Task: Return the stretch of the Optus hacker article from "They also offered" through "their ransom demands.", copied word for word.

Document section:

_____

Optus ‘hacker’ vanishes from online forum after ransom backflip

The alleged Optus hacker has vanished from the anonymous online forum where they had been posting after being mocked by their peers for their sudden backflip.

On Tuesday, the alleged hacker, known only as Optusdata, claimed there were “too many eyes” on them and they had made the decision not to sell or leak any more data.

Since then, they have not returned to their account on the hacking forum, with their profile showing they last logged in that same day.

The website also allows other users to award or take away points to a user’s “reputation”.

Optusdata’s reputation is now at minus 41, with multiple users awarding them negative points because they “pulled out” and got “in too deep”.

In their final message to the forum, the alleged hacker apologised to the Australians impacted by the data leak and said they couldn’t release more data even if they wanted to because they had “personally deleted data from drive”, which they claimed was the only copy.

They also offered their “deepest apology” to Optus, saying they “hope all goes well from this”.

“Optus if your (sic) reading we would have reported exploit if you had method to contact. No security mail, no bug bountys, no way too message,” the message read.

“Ransom not paid but we don’t care any more.”

The alleged hacker claimed it was a “mistake” to publish the data in the first place.

Hours before the backflip they had claimed to have exposed the data of 10,000 customers in a bid to pressure Optus to give into their ransom demands.

_____

Dataset:

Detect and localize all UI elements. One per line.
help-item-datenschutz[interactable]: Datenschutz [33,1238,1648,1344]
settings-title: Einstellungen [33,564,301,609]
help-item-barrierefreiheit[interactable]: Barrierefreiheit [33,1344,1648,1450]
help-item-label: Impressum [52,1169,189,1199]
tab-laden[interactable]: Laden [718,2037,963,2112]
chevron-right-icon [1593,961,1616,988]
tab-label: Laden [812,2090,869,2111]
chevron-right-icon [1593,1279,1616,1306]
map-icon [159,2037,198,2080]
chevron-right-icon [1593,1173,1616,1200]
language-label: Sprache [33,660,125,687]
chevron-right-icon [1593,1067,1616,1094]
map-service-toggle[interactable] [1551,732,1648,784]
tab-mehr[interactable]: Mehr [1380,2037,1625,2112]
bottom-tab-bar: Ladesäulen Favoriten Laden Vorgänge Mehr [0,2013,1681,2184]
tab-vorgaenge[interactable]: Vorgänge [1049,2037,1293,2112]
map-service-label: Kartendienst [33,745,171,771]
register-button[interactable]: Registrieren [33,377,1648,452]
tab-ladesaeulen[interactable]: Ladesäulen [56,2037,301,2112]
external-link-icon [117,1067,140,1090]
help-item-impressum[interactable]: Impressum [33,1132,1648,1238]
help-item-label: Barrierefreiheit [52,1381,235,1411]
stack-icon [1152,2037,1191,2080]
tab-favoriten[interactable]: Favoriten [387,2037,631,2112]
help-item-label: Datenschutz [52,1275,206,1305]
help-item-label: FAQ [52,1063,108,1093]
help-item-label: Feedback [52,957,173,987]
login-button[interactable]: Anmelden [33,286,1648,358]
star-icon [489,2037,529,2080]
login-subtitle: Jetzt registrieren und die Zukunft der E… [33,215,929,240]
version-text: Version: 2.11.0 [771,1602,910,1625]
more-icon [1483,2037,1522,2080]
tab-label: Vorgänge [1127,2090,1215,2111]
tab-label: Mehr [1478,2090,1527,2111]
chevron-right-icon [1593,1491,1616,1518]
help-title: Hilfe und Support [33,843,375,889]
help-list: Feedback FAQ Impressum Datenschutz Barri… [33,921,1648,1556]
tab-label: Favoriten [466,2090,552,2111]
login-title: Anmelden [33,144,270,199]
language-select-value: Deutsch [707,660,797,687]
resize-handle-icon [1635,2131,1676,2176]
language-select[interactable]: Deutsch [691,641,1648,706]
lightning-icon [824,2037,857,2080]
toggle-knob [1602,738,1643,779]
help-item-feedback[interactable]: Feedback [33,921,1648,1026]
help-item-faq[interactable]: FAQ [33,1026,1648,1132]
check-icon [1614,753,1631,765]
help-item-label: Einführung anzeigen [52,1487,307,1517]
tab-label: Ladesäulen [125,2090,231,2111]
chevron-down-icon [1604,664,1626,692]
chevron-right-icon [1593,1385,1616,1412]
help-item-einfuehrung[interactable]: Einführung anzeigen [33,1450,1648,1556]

_____

Response to this task:
They also offered their “deepest apology” to Optus, saying they “hope all goes well from this”.

“Optus if your (sic) reading we would have reported exploit if you had method to contact. No security mail, no bug bountys, no way too message,” the message read.

“Ransom not paid but we don’t care any more.”

The alleged hacker claimed it was a “mistake” to publish the data in the first place.

Hours before the backflip they had claimed to have exposed the data of 10,000 customers in a bid to pressure Optus to give into their ransom demands.